Back in September, I promised to create a comparison of Tucson Unified scores on the 2017 state AzMERIT test with similar schools in other districts, because I was unhappy with comparisons between Tucson’s district and neighboring districts with wildly different demographics. I spelled out how I planned to approach the comparison before I looked at any of the data, and I’ve stayed true to my basic design.
I compared elementary schools with similar racial and economic characteristics in Tucson, Sunnyside, Flowing Wells, Douglas, Nogales and Yuma. Since very few of the other districts had schools with fewer than 60 percent of their students on free or reduced lunch, I only compared schools with F/R lunch percentages of 60 percent or higher. All the districts other than Flowing Wells have a high percentage of Hispanic students.
I compared the districts’ passing percentages with one another using all the schools I looked at. I also divided the schools into four groups based on the number of low income students, using the percent of students on free or reduced lunch as the measure—60-69 percent, 70-79 percent, 80-89 percent and 90-99 percent—and compared the districts’ passing percentages within each of the four groups.
Here are the overall findings:
• When looking at the passing percentages of all the schools, Tucson, Douglas and Sunnyside have identical passing percentages in Language Arts. Douglas and Sunnyside have slightly higher passing percentages than Tucson in Math — by 3 and 5 percentage points. Yuma, Nogales and Flowing Wells have significantly higher passing percentages than the other three: 8-14 percent higher in Language Arts, about 10 percent higher in math.

- **Listed entries**:
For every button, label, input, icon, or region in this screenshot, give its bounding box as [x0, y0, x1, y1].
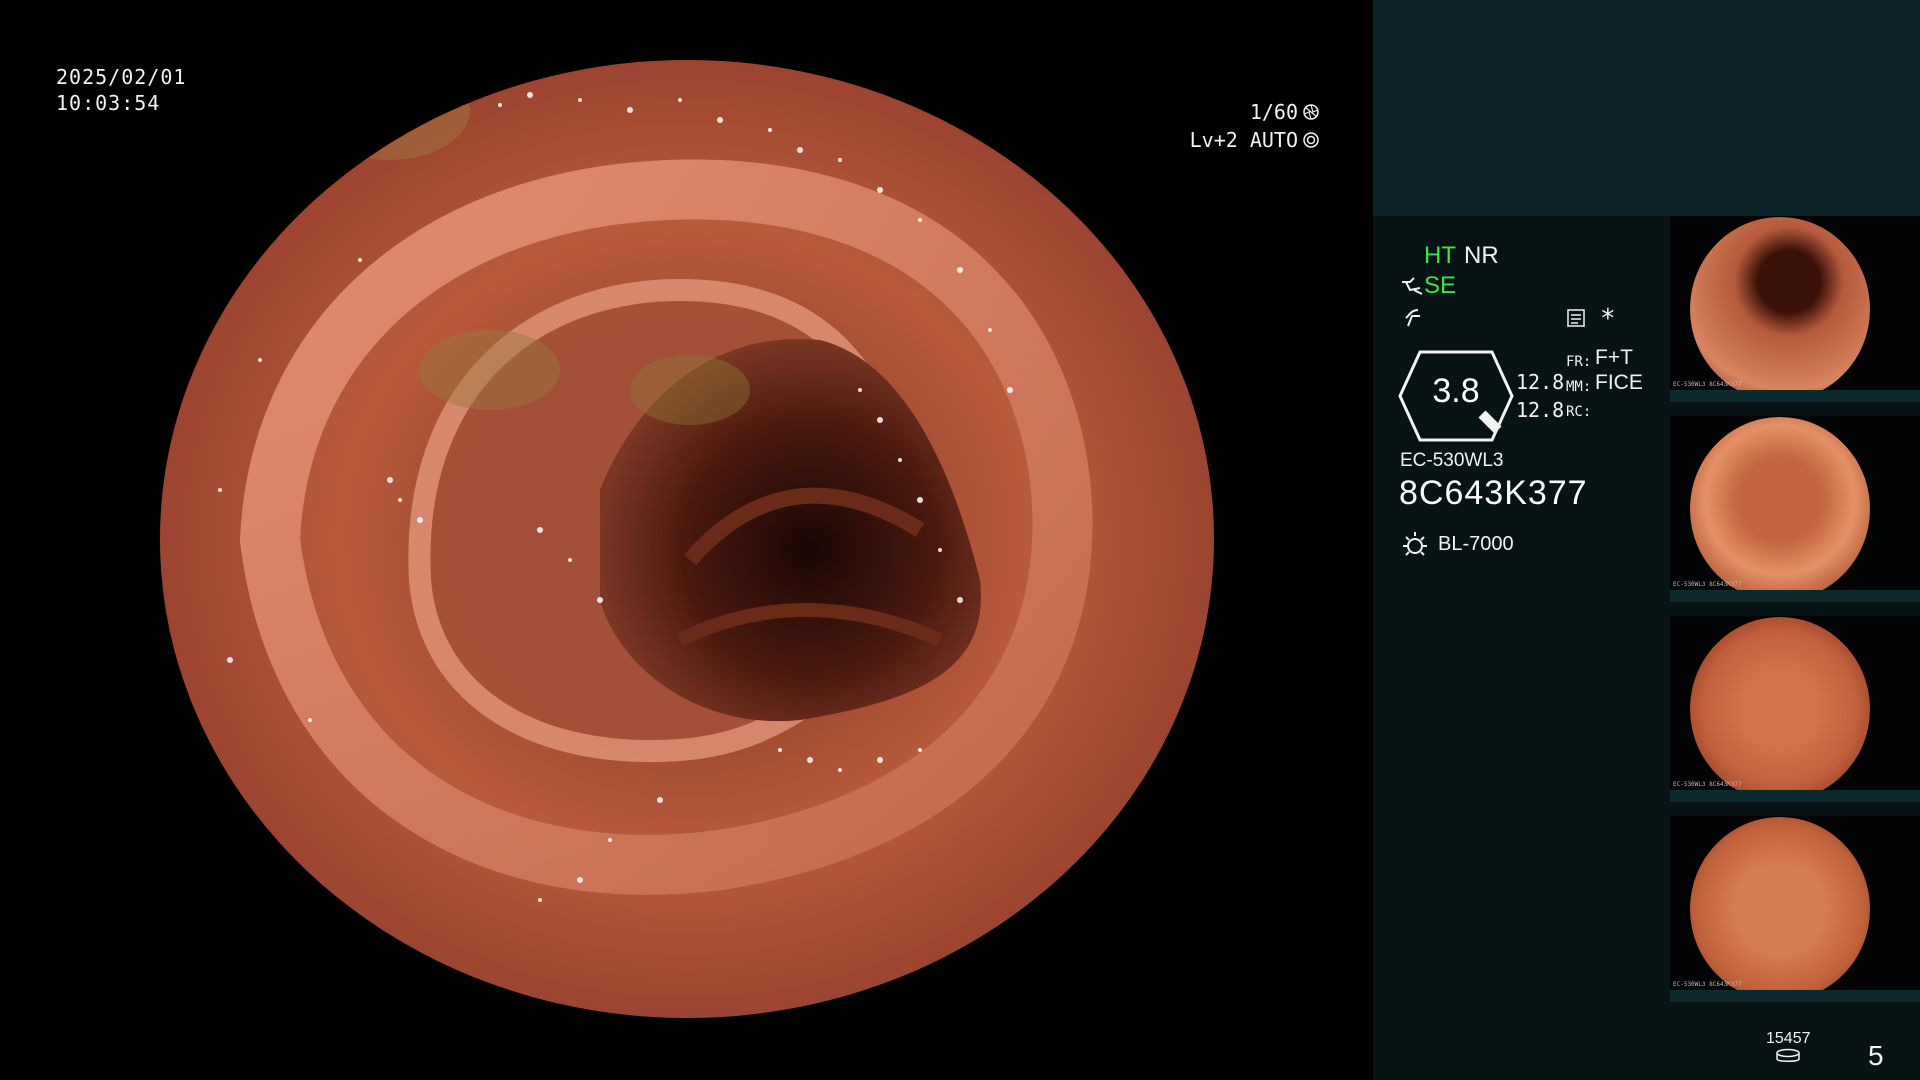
- param-labels: FR: MM: RC:: [1566, 350, 1591, 425]
- structure-enhance-icon: [1402, 277, 1423, 295]
- shutter-speed: 1/60: [1249, 100, 1298, 124]
- exposure-readout: 1/60 Lv+2 AUTO: [1160, 98, 1320, 154]
- mm-value: FICE: [1595, 371, 1643, 394]
- endoscopic-view: [160, 60, 1214, 1018]
- thumbnail-label: EC-530WL3 8C643K377: [1673, 981, 1742, 988]
- rc-label: RC:: [1566, 404, 1592, 420]
- time-text: 10:03:54: [56, 91, 161, 115]
- memo-icon: [1567, 309, 1585, 327]
- brightness-level: Lv+2 AUTO: [1189, 128, 1298, 152]
- thumbnail-4[interactable]: EC-530WL3 8C643K377: [1670, 816, 1920, 1002]
- mm-label: MM:: [1566, 379, 1592, 395]
- ht-indicator: HT: [1424, 242, 1456, 269]
- thumbnail-3[interactable]: EC-530WL3 8C643K377: [1670, 616, 1920, 802]
- storage-icon: [1776, 1048, 1800, 1062]
- date-text: 2025/02/01: [56, 65, 187, 89]
- scope-serial: 8C643K377: [1399, 474, 1588, 512]
- iris-icon: [1303, 132, 1319, 148]
- info-panel-header: [1373, 0, 1920, 216]
- zoom-sub-value-1: 12.8: [1516, 370, 1565, 394]
- light-source-label: BL-7000: [1438, 533, 1514, 555]
- asterisk-marker: *: [1600, 304, 1616, 334]
- color-tone-icon: [1405, 309, 1420, 327]
- thumbnail-1[interactable]: EC-530WL3 8C643K377: [1670, 216, 1920, 402]
- shutter-icon: [1303, 104, 1319, 120]
- image-count: 15457: [1766, 1030, 1811, 1047]
- datetime-overlay: 2025/02/01 10:03:54: [56, 64, 186, 116]
- light-source-icon: [1403, 532, 1427, 556]
- zoom-sub-value-2: 12.8: [1516, 398, 1565, 422]
- thumbnail-label: EC-530WL3 8C643K377: [1673, 781, 1742, 788]
- thumbnail-2[interactable]: EC-530WL3 8C643K377: [1670, 416, 1920, 602]
- fr-label: FR:: [1566, 354, 1592, 370]
- thumbnail-strip: EC-530WL3 8C643K377 EC-530WL3 8C643K377 …: [1670, 216, 1920, 1016]
- zoom-value: 3.8: [1432, 372, 1480, 410]
- page-number: 5: [1868, 1040, 1884, 1071]
- scope-model: EC-530WL3: [1400, 450, 1504, 471]
- se-indicator: SE: [1424, 272, 1457, 299]
- nr-indicator: NR: [1464, 242, 1499, 269]
- param-values: F+T FICE: [1595, 345, 1643, 395]
- fr-value: F+T: [1595, 346, 1633, 369]
- thumbnail-label: EC-530WL3 8C643K377: [1673, 381, 1742, 388]
- thumbnail-label: EC-530WL3 8C643K377: [1673, 581, 1742, 588]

- **Actions to take**:
a) In the AzMERIT score comparison, what was the lowest free or reduced lunch percentage a school could have and still be included?
b) Pick up the AzMERIT score comparison after its last sentence and keep writing.

- **Exercise answers**:
a) 60 percent

b)
• When looking at the schools in the four categories based on income levels, Tucson’s passing percentage is significantly lower than the others in the 60-69 percent F/R lunch category. The gap between Tucson and the other districts decreases as the number of low income students increases. In the 90-99 percent category, Tucson’s passing percentage is about average.
• Tucson schools have significantly more variation in their passing percentages than other districts, with schools among the lowest and highest in all four categories.
I also looked at the passing percentages for Hispanic students in the schools. The comparisons were close enough to what I found when I looked all the students that a separate analysis of Hispanic passing percentages doesn’t yield significantly different results.
For me, the most surprising finding is the wide variation in passing percentages of Tucson schools with similar student populations—or I should say with populations that look similar based on income levels and percent of Hispanic students, since those are the only criteria I used.
In the 60-69 percent F/R lunch category, for example, Tucson schools’ passing percentages in Language Arts ranged from 27 percent to 56 percent. In the 90-99 percent F/R lunch category, they ranged from 14 percent to 45 percent.
Tucson schools with the highest passing percentages compared well with top schools in other districts. Tucson had 2 schools among the top 5 passing percentages in the 70-79 percent category, and 3 schools in the top 5 in the 90-99 percent category, including the highest passing rate of any district in that category.
That’s the basic summary of the results I pulled from the data. For whatever reason, Tucson Unified doesn’t score well in the overall comparison of students passing the 2017 AzMERIT test, though it has some schools in each of the four income levels with high passing percentages, and its overall percentages get closer to the other districts as the number of low income students increases.
Does this mean Tucson schools are doing a poorer job educating their students than schools in other districts with similar demographics? Using this comparison, that’s a reasonable conclusion, but high stakes test scores are a crude indicator of student achievement, so I can’t say if that’s the case with any degree of confidence. The tests only assess a narrow band of student achievement, and there are many ways to increase students scores without increasing educational quality, some legitimate, others less legitimate. And, for all the fact that the schools look similar in their broad characteristics, they may not be as similar as they appear when the specific student bodies are looked at more closely.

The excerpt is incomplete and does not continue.